Datos de anotación de recuadros:
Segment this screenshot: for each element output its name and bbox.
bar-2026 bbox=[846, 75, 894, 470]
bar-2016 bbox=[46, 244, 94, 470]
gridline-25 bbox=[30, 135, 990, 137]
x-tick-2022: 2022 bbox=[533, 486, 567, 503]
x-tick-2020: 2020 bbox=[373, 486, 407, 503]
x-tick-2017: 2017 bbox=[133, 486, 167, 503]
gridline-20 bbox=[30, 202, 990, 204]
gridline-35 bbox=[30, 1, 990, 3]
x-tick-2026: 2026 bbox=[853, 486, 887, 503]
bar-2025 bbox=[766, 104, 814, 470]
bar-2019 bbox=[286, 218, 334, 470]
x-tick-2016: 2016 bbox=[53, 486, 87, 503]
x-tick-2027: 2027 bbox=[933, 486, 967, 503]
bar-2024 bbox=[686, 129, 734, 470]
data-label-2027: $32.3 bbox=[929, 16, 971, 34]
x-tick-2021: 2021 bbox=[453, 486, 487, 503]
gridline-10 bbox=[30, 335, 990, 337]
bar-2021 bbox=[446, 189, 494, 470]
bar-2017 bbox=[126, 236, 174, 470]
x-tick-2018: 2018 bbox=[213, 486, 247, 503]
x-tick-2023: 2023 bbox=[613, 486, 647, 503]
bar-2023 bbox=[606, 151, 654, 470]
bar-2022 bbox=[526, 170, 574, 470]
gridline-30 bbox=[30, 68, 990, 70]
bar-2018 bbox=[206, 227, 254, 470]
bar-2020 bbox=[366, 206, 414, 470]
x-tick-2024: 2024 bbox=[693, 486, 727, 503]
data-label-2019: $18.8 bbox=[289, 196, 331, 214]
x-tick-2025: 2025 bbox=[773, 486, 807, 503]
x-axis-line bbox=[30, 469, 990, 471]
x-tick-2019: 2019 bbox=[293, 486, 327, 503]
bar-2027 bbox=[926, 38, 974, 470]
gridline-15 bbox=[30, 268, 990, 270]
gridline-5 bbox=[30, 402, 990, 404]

• **INSTRUCCIONES Y REQUISITOS**: Muestra todas las líneas de los registros que contienen la cadena "gridline", distinguiendo entre mayúsculas y minúsculas.

• **RESULTADO ESPERADO**:
gridline-25 bbox=[30, 135, 990, 137]
gridline-20 bbox=[30, 202, 990, 204]
gridline-35 bbox=[30, 1, 990, 3]
gridline-10 bbox=[30, 335, 990, 337]
gridline-30 bbox=[30, 68, 990, 70]
gridline-15 bbox=[30, 268, 990, 270]
gridline-5 bbox=[30, 402, 990, 404]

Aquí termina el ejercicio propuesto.